Dataset records
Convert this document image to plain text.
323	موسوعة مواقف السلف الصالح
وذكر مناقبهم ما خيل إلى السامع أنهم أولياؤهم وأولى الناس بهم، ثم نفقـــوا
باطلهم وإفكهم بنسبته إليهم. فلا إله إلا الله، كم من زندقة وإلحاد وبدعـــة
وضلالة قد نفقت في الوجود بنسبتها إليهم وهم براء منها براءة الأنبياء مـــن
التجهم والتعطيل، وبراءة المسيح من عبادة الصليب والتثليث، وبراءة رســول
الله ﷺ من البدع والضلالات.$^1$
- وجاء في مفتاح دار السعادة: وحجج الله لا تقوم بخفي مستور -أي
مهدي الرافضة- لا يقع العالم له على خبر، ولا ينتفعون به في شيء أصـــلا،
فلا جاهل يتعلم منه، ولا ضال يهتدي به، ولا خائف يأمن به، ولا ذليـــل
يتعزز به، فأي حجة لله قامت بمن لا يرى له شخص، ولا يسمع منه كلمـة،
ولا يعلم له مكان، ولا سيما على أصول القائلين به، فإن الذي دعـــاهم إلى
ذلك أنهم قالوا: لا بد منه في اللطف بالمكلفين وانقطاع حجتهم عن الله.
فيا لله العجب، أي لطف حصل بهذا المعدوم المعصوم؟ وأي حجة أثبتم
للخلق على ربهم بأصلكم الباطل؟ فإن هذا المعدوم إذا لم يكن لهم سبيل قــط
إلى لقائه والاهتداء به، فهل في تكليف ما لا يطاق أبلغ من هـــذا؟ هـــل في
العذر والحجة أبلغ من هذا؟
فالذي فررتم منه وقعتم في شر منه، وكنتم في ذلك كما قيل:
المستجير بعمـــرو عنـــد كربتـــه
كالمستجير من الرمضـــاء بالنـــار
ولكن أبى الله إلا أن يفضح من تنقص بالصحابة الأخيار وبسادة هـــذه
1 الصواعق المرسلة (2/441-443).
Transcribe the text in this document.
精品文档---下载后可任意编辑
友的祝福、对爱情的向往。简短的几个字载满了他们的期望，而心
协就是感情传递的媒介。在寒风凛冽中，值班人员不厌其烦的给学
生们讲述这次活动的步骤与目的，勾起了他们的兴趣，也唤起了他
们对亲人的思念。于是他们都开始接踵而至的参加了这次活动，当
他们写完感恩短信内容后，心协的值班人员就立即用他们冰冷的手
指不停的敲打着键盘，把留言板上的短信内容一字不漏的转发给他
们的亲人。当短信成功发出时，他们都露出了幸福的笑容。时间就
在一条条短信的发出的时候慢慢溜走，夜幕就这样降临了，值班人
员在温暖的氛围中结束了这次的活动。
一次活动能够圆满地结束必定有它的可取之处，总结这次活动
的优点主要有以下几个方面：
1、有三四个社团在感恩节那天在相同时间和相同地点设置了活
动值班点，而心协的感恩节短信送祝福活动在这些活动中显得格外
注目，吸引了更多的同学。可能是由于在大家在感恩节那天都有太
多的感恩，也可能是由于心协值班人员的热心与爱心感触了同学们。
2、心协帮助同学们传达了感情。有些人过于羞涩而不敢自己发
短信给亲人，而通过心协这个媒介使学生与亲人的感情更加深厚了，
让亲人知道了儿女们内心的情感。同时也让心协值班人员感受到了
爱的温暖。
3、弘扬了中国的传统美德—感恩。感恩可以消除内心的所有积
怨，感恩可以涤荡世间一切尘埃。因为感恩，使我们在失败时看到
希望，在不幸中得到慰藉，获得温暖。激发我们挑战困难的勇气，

### Problem requirements
Copy each line of the records above that carries the word "أبلغ".

### Correct answer
إلى لقائه والاهتداء به، فهل في تكليف ما لا يطاق أبلغ من هـــذا؟ هـــل في
العذر والحجة أبلغ من هذا؟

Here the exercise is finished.